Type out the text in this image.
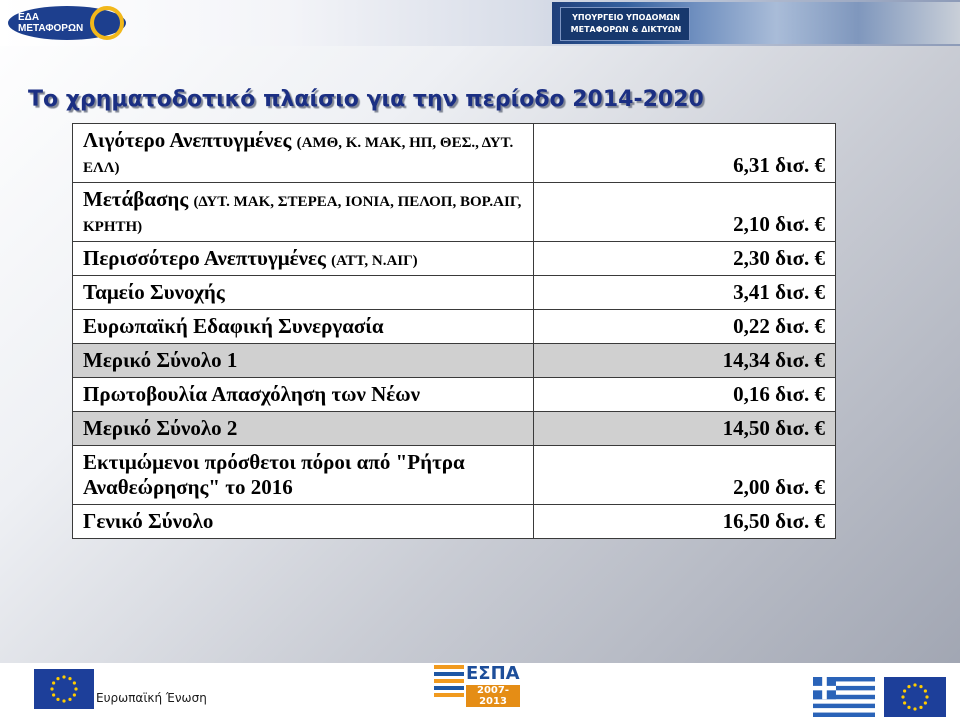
ΕΔΑ
ΜΕΤΑΦΟΡΩΝ
ΥΠΟΥΡΓΕΙΟ ΥΠΟΔΟΜΩΝ
ΜΕΤΑΦΟΡΩΝ & ΔΙΚΤΥΩΝ
Το χρηματοδοτικό πλαίσιο για την περίοδο 2014-2020
Λιγότερο Ανεπτυγμένες (ΑΜΘ, Κ. ΜΑΚ, ΗΠ, ΘΕΣ., ΔΥΤ. ΕΛΛ)	6,31 δισ. €
Μετάβασης (ΔΥΤ. ΜΑΚ, ΣΤΕΡΕΑ, ΙΟΝΙΑ, ΠΕΛΟΠ, ΒΟΡ.ΑΙΓ, ΚΡΗΤΗ)	2,10 δισ. €
Περισσότερο Ανεπτυγμένες (ΑΤΤ, Ν.ΑΙΓ)	2,30 δισ. €
Ταμείο Συνοχής	3,41 δισ. €
Ευρωπαϊκή Εδαφική Συνεργασία	0,22 δισ. €
Μερικό Σύνολο 1	14,34 δισ. €
Πρωτοβουλία Απασχόληση των Νέων	0,16 δισ. €
Μερικό Σύνολο 2	14,50 δισ. €
Εκτιμώμενοι πρόσθετοι πόροι από "Ρήτρα Αναθεώρησης" το 2016	2,00 δισ. €
Γενικό Σύνολο	16,50 δισ. €
Ευρωπαϊκή Ένωση
ΕΣΠΑ
2007-2013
- - - - - - -
*TASK BRIEF:* Give only the number of lines in the records that contain the string "Μερικό".

*SOLUTION:* 2